Start of Records for this task

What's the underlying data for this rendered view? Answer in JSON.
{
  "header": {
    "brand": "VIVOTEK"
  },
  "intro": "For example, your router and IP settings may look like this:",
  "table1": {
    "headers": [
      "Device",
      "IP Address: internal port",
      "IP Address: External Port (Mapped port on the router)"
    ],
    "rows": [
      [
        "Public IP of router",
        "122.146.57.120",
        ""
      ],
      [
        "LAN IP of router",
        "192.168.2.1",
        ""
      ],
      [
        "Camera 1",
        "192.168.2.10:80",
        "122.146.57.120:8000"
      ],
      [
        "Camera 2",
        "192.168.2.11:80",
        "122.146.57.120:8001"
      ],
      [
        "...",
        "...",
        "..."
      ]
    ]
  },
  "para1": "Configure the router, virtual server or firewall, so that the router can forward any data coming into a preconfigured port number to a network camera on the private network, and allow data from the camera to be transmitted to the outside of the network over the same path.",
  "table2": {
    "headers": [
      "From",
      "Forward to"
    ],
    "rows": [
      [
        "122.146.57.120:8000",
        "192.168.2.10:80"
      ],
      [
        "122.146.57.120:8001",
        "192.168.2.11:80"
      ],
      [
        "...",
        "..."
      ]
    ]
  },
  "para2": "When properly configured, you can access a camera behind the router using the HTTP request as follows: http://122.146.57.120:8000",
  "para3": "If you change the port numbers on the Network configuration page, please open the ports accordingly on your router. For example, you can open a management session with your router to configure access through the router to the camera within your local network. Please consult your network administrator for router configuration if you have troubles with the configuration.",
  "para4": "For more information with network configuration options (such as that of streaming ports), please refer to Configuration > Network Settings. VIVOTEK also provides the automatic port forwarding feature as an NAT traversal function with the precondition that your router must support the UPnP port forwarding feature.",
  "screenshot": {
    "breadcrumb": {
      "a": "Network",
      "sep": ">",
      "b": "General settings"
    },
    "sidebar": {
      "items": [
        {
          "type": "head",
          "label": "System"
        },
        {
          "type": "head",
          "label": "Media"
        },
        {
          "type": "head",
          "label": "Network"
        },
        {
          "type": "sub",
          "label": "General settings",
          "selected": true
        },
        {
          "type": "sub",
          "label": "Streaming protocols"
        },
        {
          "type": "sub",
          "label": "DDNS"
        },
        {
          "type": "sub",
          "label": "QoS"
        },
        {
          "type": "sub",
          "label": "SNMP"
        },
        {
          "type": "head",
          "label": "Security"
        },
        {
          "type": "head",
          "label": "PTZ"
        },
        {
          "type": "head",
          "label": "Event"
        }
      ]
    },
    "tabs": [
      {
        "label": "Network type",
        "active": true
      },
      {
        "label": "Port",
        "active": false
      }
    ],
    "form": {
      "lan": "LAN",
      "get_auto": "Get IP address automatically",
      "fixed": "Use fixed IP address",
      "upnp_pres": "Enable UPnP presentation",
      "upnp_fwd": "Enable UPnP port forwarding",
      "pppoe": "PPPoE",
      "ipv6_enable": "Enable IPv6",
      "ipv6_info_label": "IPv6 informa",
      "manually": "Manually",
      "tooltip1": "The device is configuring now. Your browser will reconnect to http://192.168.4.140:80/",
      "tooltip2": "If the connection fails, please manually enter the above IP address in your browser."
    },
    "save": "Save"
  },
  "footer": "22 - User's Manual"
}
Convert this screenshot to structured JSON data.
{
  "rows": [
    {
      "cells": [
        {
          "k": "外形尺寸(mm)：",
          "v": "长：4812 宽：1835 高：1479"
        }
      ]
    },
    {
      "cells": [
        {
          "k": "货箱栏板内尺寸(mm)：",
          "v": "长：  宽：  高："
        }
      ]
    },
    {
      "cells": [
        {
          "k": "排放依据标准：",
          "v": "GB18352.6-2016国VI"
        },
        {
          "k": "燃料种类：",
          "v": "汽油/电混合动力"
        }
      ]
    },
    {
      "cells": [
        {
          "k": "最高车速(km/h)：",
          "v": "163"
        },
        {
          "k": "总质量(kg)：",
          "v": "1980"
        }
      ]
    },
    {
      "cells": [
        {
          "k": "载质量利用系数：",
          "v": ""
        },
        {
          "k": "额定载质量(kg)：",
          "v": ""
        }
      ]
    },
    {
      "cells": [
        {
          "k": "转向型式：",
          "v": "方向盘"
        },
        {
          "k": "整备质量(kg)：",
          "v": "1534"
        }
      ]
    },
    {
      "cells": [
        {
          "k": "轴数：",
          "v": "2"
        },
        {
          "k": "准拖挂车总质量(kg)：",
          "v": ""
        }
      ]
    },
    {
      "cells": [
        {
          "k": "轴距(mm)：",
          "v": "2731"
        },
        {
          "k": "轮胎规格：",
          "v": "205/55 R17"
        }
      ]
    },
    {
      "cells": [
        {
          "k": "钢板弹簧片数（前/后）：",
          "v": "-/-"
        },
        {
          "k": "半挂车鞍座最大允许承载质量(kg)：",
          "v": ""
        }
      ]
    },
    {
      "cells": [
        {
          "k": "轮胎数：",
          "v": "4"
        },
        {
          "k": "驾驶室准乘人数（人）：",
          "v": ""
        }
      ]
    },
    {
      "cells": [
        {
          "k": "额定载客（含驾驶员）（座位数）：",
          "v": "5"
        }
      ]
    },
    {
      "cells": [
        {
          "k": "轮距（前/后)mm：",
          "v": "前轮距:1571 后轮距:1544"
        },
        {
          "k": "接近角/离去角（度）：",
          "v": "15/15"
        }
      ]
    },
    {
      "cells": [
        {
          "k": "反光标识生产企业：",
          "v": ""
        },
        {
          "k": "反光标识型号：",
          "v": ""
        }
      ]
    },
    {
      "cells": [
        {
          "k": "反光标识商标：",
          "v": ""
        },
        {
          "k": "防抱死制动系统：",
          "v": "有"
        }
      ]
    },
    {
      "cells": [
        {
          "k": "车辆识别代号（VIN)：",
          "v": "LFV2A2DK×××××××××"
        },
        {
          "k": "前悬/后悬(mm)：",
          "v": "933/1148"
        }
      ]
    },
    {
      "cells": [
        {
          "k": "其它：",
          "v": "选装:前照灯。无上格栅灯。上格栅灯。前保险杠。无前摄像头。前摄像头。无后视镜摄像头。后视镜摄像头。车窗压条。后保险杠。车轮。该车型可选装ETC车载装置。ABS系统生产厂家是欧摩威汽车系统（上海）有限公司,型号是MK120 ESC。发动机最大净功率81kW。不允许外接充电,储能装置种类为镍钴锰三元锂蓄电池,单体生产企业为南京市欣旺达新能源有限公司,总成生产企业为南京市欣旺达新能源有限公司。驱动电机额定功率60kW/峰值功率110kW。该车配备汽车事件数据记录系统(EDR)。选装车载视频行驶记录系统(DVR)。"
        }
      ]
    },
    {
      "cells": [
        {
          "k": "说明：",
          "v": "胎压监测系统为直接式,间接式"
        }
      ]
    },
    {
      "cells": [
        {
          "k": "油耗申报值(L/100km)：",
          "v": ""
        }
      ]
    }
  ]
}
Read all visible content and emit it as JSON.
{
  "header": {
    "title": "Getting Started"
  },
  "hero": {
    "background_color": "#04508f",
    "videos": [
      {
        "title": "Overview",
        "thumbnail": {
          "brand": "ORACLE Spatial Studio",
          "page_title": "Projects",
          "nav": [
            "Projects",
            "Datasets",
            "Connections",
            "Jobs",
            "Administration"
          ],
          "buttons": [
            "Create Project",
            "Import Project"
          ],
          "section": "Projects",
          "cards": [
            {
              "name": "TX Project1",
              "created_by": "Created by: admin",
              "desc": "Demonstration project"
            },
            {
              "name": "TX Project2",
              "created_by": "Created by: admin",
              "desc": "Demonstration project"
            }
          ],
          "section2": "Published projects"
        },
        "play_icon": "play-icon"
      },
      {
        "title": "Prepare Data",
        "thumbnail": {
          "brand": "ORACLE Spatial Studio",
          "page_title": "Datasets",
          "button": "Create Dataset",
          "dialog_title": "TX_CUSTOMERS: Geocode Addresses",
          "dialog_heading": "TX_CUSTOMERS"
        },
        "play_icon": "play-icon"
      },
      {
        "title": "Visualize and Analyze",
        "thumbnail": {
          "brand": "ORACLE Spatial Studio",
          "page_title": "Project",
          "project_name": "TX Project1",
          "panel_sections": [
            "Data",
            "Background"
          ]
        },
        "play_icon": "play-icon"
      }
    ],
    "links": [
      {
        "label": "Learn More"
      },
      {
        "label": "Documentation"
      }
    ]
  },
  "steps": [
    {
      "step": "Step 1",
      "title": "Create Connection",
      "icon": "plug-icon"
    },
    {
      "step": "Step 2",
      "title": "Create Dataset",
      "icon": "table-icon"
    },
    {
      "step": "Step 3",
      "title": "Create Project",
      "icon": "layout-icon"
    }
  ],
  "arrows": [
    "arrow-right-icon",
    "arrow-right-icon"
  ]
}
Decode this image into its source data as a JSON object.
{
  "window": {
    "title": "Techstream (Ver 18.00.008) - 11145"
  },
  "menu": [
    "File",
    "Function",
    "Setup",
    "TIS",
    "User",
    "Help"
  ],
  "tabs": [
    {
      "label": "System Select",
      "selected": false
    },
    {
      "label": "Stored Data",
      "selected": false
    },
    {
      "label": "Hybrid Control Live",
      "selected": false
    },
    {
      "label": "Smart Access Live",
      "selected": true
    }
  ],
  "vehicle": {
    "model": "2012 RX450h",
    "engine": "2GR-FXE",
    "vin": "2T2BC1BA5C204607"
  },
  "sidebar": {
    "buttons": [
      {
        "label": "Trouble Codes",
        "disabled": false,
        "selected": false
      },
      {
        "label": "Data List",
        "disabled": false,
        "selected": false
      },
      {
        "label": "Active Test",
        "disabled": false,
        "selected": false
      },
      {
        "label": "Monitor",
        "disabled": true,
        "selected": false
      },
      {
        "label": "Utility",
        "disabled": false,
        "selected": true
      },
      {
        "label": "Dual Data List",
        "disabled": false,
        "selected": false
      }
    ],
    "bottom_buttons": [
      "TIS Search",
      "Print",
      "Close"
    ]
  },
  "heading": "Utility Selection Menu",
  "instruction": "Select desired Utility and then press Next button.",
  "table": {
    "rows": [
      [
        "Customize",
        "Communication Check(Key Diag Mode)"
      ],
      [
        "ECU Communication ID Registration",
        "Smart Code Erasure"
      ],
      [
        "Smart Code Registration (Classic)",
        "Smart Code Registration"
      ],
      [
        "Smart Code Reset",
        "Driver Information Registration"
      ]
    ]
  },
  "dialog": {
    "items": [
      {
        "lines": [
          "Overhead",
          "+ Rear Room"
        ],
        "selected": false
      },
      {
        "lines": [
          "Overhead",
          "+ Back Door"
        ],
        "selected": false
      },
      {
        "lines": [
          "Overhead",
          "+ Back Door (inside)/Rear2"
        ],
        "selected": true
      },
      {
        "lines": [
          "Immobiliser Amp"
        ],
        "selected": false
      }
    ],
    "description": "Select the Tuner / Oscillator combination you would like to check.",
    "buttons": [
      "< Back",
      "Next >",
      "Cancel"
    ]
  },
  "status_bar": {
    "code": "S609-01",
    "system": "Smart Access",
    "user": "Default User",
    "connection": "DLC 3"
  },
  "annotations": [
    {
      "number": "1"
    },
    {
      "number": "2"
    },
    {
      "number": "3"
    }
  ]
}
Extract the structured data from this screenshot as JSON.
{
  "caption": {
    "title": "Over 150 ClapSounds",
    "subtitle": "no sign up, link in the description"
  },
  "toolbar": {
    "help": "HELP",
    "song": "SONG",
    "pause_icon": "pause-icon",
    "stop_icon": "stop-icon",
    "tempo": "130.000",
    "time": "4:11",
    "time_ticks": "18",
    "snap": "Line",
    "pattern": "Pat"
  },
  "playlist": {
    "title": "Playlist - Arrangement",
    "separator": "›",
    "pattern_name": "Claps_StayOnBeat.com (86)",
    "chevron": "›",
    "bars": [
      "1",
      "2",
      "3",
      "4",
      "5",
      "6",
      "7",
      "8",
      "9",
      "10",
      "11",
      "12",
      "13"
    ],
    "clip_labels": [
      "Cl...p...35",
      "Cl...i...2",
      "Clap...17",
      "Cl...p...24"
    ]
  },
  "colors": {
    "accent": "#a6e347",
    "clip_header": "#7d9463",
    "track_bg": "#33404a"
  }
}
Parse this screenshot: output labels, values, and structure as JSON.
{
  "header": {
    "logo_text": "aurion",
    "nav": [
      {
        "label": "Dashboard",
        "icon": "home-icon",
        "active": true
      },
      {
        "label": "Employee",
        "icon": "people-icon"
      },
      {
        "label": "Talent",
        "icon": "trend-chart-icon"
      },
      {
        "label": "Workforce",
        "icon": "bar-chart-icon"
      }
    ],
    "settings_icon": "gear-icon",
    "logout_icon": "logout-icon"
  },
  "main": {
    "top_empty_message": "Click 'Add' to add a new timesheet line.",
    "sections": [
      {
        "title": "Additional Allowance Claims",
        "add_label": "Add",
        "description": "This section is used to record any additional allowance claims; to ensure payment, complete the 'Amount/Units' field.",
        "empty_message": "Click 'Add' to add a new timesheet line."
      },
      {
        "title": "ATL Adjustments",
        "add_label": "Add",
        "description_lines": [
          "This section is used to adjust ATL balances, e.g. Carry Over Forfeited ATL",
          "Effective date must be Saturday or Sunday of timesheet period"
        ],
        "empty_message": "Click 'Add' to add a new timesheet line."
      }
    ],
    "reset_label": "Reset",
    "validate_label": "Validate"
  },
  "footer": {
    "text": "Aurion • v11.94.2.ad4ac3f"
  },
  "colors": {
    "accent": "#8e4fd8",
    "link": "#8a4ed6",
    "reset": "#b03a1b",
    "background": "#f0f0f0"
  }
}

End of Records for this task

Reproduce the lines from the one containing "Parse this screenshot: output" to the end of the entries, keeping both ends and adding nothing.

● **Output of the exercise**
Parse this screenshot: output labels, values, and structure as JSON.
{
  "header": {
    "logo_text": "aurion",
    "nav": [
      {
        "label": "Dashboard",
        "icon": "home-icon",
        "active": true
      },
      {
        "label": "Employee",
        "icon": "people-icon"
      },
      {
        "label": "Talent",
        "icon": "trend-chart-icon"
      },
      {
        "label": "Workforce",
        "icon": "bar-chart-icon"
      }
    ],
    "settings_icon": "gear-icon",
    "logout_icon": "logout-icon"
  },
  "main": {
    "top_empty_message": "Click 'Add' to add a new timesheet line.",
    "sections": [
      {
        "title": "Additional Allowance Claims",
        "add_label": "Add",
        "description": "This section is used to record any additional allowance claims; to ensure payment, complete the 'Amount/Units' field.",
        "empty_message": "Click 'Add' to add a new timesheet line."
      },
      {
        "title": "ATL Adjustments",
        "add_label": "Add",
        "description_lines": [
          "This section is used to adjust ATL balances, e.g. Carry Over Forfeited ATL",
          "Effective date must be Saturday or Sunday of timesheet period"
        ],
        "empty_message": "Click 'Add' to add a new timesheet line."
      }
    ],
    "reset_label": "Reset",
    "validate_label": "Validate"
  },
  "footer": {
    "text": "Aurion • v11.94.2.ad4ac3f"
  },
  "colors": {
    "accent": "#8e4fd8",
    "link": "#8a4ed6",
    "reset": "#b03a1b",
    "background": "#f0f0f0"
  }
}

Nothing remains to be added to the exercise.